▶ What is being asked
Duplicate the response to the post-2015 development report word for word, from "Too much progress" up to and including "HIV and AIDS.".

*** Opening of Provided passage ***

The UK Consortium on AIDS and International Development welcomes the report of the High-Level Panel of the Eminent Persons on the Post-2015 Development Agenda.
The report, combining months of consultation with stakeholders across the world, sets out an ambitious vision to end extreme poverty. It has human rights and addressing inequality at its core and acknowledges health as an essential component of ending poverty.
As HIV advocates, we wholeheartedly support the Panel’s transformative shift that proposes that no one should be left behind. People living with HIV and key populations including people who use drugs, sex workers and LGBT communities are amongst those marginalised groups who are excluded from accessing human rights and development. Through the disaggregation of data, the HLP commitment that targets should only be considered achieved if they are met by all relevant social groups must include people living with HIV and key affected populations.
Too much progress has been made on the current MDGs for us to drop them now. We are therefore pleased that the Panel reinforced the need to continue with the unfinished business of the MDGs. With seven million people still unable to access HIV treatment and 8.7 million new TB cases a year, we must continue to honour the commitments we made to those people living with and affected by HIV and AIDS.
We are pleased with the health goal that focuses on ensuring healthy lives – we agree that the goals must be outcome focused and that synergies between goals are maximised. We welcome the specific inclusion of a target on HIV, TB and malaria and the recognition of other burdens of disease including NCDs. However, we feel that this target should be a candidate for a zero goal rather than just a reduction in disease burden. In line with commitments made by member states on HIV, we are calling for an END to AIDS and TB related deaths. Recognising the many complex and bi-directional linkages between mitigating HIV and the ability for all people to fulfil their sexual and reproductive health and rights, the inclusion of SRHR as a health target is much welcomed.

*** Close of Provided passage ***
*** Opening of Dataset ***

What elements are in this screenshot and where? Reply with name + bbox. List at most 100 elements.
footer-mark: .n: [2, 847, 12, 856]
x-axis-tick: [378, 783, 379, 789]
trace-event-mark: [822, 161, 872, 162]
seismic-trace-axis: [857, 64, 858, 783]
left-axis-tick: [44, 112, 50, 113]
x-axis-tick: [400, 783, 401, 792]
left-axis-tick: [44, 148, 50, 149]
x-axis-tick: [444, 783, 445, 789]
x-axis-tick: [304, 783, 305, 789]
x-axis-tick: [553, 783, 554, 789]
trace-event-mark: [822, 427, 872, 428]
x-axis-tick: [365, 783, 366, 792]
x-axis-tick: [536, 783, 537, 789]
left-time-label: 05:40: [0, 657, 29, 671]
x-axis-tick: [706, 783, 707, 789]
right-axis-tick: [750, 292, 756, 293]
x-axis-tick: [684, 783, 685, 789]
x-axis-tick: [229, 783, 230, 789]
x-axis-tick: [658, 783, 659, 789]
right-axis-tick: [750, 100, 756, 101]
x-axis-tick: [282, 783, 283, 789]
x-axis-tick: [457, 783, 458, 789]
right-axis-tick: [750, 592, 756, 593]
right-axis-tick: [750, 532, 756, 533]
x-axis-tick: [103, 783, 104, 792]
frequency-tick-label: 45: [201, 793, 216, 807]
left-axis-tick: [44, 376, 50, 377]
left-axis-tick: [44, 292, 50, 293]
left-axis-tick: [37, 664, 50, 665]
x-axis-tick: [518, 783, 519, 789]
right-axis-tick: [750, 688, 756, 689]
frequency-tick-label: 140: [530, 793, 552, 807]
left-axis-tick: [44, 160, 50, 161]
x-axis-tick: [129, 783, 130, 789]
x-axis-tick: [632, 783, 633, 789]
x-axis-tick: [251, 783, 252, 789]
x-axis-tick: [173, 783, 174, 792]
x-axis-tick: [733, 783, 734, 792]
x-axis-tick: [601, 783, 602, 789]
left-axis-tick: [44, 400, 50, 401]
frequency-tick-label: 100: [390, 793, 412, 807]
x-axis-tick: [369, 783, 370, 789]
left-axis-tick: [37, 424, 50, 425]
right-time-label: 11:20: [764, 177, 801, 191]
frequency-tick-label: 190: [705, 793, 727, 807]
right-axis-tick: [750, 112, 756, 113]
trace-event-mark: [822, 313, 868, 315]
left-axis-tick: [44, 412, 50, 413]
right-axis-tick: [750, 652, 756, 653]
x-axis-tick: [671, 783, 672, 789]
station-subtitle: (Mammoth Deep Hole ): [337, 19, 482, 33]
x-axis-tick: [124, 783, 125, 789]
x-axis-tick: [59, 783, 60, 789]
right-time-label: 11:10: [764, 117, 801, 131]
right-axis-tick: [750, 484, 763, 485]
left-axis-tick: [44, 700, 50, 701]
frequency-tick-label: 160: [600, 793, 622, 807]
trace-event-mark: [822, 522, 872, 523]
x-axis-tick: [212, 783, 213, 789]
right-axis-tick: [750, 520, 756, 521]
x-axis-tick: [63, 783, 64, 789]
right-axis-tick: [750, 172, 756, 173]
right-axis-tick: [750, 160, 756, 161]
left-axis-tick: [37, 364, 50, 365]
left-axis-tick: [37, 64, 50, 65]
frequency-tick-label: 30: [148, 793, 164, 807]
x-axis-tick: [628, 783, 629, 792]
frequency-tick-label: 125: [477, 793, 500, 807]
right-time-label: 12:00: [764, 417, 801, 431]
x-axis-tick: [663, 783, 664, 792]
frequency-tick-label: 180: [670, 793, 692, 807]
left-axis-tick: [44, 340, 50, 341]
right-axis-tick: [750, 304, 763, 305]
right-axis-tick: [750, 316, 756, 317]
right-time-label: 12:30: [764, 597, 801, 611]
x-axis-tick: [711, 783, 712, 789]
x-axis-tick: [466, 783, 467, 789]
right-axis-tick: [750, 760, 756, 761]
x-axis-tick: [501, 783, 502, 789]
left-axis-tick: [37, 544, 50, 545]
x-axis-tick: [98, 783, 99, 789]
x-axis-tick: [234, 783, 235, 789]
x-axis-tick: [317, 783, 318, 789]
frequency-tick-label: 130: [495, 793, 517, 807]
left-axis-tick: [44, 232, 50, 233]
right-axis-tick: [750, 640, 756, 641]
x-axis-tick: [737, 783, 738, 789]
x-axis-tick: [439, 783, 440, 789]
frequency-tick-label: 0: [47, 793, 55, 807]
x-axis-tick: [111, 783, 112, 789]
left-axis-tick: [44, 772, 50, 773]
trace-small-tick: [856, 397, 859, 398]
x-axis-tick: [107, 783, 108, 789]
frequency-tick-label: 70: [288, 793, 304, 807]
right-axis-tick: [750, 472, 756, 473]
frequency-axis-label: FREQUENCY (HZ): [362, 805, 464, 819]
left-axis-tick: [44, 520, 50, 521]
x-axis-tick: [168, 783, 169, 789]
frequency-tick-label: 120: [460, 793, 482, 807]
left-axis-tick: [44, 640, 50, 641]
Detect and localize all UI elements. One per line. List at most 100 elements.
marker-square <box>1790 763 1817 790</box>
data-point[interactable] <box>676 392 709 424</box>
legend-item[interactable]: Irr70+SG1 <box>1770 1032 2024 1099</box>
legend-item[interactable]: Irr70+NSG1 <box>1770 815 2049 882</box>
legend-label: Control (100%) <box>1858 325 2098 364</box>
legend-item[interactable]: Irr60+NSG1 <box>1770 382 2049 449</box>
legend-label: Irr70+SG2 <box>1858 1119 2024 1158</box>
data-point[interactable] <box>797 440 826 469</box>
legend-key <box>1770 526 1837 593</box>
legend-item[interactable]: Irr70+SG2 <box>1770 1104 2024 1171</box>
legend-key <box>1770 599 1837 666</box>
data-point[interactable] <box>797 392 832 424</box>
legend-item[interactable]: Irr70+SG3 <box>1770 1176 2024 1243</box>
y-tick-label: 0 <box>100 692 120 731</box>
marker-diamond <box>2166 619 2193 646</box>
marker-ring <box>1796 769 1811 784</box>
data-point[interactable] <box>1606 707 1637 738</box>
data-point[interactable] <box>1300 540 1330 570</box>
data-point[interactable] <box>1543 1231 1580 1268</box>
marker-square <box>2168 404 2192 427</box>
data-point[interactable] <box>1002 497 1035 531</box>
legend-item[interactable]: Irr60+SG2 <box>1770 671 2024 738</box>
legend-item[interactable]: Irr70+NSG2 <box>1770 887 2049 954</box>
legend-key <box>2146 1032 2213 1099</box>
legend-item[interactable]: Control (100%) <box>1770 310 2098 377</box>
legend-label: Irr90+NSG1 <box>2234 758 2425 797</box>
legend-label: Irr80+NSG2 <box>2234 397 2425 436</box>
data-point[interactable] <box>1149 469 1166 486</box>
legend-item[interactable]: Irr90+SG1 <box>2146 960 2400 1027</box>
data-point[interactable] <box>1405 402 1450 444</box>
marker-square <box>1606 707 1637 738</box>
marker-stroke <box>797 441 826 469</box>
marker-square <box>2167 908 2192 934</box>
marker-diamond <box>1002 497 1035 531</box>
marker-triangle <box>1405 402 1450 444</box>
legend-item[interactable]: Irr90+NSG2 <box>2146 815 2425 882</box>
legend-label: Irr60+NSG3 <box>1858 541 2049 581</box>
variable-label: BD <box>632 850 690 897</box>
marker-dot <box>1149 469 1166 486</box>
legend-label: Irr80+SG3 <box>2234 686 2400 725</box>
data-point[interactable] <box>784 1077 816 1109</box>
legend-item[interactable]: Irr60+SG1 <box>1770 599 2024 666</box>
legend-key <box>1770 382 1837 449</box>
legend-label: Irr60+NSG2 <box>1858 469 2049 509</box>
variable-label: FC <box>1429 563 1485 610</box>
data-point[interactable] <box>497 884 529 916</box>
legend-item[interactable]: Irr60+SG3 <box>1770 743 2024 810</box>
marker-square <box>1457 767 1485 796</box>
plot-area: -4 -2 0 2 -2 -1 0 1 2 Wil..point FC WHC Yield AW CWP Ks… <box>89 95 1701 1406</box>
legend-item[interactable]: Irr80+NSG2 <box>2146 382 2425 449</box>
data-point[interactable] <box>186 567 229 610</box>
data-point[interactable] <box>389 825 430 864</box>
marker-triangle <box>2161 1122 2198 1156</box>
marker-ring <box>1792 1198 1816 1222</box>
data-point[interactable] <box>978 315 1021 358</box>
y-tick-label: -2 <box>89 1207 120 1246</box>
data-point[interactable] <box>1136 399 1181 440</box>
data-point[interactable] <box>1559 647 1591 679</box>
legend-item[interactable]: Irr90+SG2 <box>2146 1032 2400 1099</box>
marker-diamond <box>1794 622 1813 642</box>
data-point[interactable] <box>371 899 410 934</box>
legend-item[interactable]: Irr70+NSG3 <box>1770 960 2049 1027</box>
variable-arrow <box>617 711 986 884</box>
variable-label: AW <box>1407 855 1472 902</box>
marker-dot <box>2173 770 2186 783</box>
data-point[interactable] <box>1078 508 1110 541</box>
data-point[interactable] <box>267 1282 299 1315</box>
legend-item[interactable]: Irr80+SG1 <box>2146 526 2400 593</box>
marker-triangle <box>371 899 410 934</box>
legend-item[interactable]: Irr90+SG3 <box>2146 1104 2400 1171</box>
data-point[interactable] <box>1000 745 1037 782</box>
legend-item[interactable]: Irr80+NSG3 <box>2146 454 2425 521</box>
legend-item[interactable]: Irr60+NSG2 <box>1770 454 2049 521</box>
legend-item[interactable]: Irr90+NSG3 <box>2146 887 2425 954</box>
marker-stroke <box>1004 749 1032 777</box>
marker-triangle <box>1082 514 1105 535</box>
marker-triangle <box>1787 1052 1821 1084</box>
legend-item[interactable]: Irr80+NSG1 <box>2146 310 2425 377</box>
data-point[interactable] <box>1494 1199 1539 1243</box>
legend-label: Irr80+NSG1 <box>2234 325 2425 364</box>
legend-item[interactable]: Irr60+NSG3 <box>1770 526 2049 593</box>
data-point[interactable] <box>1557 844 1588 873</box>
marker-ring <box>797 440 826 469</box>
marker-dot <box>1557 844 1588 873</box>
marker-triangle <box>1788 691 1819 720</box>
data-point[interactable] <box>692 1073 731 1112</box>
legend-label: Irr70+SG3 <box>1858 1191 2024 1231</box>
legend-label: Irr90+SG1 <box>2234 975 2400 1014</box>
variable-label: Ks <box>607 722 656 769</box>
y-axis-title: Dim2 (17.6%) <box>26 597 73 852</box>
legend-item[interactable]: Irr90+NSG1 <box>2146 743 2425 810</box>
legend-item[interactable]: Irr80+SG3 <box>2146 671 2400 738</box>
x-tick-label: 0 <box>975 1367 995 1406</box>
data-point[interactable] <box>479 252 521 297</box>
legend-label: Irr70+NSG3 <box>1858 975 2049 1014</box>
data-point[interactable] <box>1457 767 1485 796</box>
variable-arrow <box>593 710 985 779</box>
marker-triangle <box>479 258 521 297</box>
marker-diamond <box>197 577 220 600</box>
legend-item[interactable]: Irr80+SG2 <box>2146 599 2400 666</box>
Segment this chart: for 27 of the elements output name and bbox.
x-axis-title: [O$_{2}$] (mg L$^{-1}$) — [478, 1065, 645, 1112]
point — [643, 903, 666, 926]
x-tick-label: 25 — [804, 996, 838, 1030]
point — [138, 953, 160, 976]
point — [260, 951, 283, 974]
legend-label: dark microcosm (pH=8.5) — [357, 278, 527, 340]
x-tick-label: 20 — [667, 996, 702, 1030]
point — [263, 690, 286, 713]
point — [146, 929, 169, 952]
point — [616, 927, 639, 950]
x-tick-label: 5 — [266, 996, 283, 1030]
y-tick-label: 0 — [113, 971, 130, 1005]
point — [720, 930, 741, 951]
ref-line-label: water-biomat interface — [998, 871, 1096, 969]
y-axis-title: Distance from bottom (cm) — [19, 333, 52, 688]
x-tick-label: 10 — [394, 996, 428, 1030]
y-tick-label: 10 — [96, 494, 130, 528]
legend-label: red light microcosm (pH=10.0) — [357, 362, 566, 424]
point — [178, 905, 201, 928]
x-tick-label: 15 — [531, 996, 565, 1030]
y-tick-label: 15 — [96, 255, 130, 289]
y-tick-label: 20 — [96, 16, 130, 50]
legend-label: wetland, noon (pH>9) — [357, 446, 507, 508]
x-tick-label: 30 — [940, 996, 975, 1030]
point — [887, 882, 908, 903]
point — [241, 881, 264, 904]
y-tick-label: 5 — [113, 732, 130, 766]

*** Close of Dataset ***

▶ Exercise answer
Too much progress has been made on the current MDGs for us to drop them now. We are therefore pleased that the Panel reinforced the need to continue with the unfinished business of the MDGs. With seven million people still unable to access HIV treatment and 8.7 million new TB cases a year, we must continue to honour the commitments we made to those people living with and affected by HIV and AIDS.